■ Written problem: In the copy, keep every record exact and leave out all images.

■ Data to use:
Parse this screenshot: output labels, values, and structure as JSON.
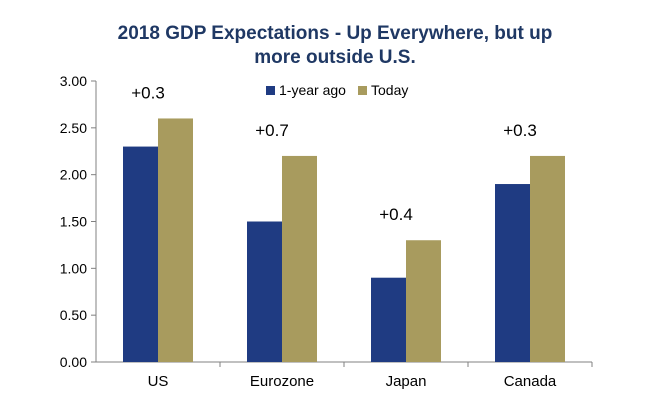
{
  "chart_data": {
    "type": "bar",
    "title_lines": [
      "2018 GDP Expectations - Up Everywhere, but up",
      "more outside U.S."
    ],
    "categories": [
      "US",
      "Eurozone",
      "Japan",
      "Canada"
    ],
    "series": [
      {
        "name": "1-year ago",
        "values": [
          2.3,
          1.5,
          0.9,
          1.9
        ],
        "color": "#1f3b82"
      },
      {
        "name": "Today",
        "values": [
          2.6,
          2.2,
          1.3,
          2.2
        ],
        "color": "#a89b5e"
      }
    ],
    "annotations": [
      "+0.3",
      "+0.7",
      "+0.4",
      "+0.3"
    ],
    "y_ticks": [
      "0.00",
      "0.50",
      "1.00",
      "1.50",
      "2.00",
      "2.50",
      "3.00"
    ],
    "ylim": [
      0,
      3
    ],
    "legend_position": "top-center",
    "grid": false
  }
}
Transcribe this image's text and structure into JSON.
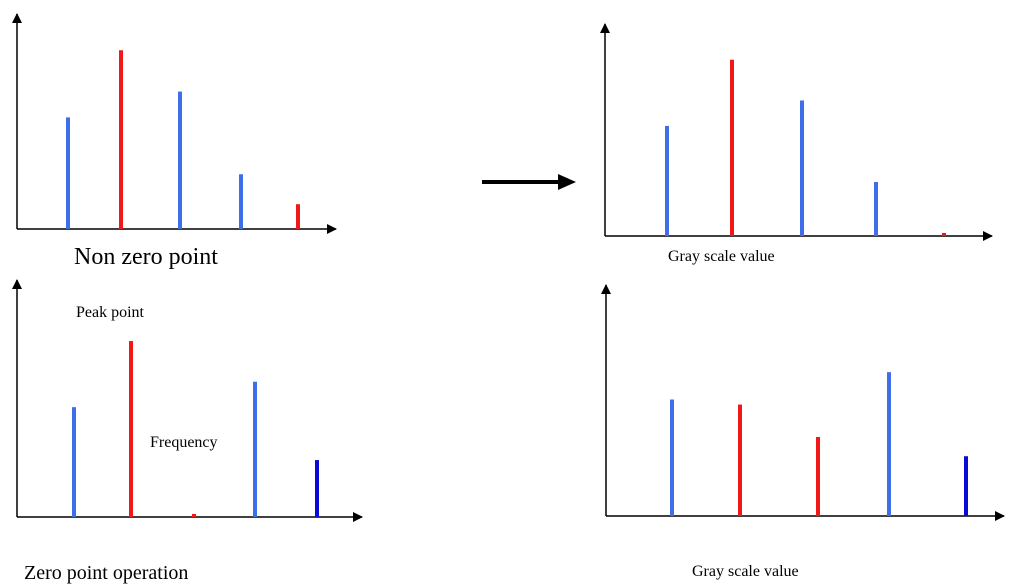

■ Answer for this exercise:
Parse this screenshot: output labels, values, and structure as JSON.
{
  "chart_data": {
    "type": "bar",
    "title_lines": [
      "2018 GDP Expectations - Up Everywhere, but up",
      "more outside U.S."
    ],
    "categories": [
      "US",
      "Eurozone",
      "Japan",
      "Canada"
    ],
    "series": [
      {
        "name": "1-year ago",
        "values": [
          2.3,
          1.5,
          0.9,
          1.9
        ],
        "color": "#1f3b82"
      },
      {
        "name": "Today",
        "values": [
          2.6,
          2.2,
          1.3,
          2.2
        ],
        "color": "#a89b5e"
      }
    ],
    "annotations": [
      "+0.3",
      "+0.7",
      "+0.4",
      "+0.3"
    ],
    "y_ticks": [
      "0.00",
      "0.50",
      "1.00",
      "1.50",
      "2.00",
      "2.50",
      "3.00"
    ],
    "ylim": [
      0,
      3
    ],
    "legend_position": "top-center",
    "grid": false
  }
}
Transcribe this image's text and structure into JSON.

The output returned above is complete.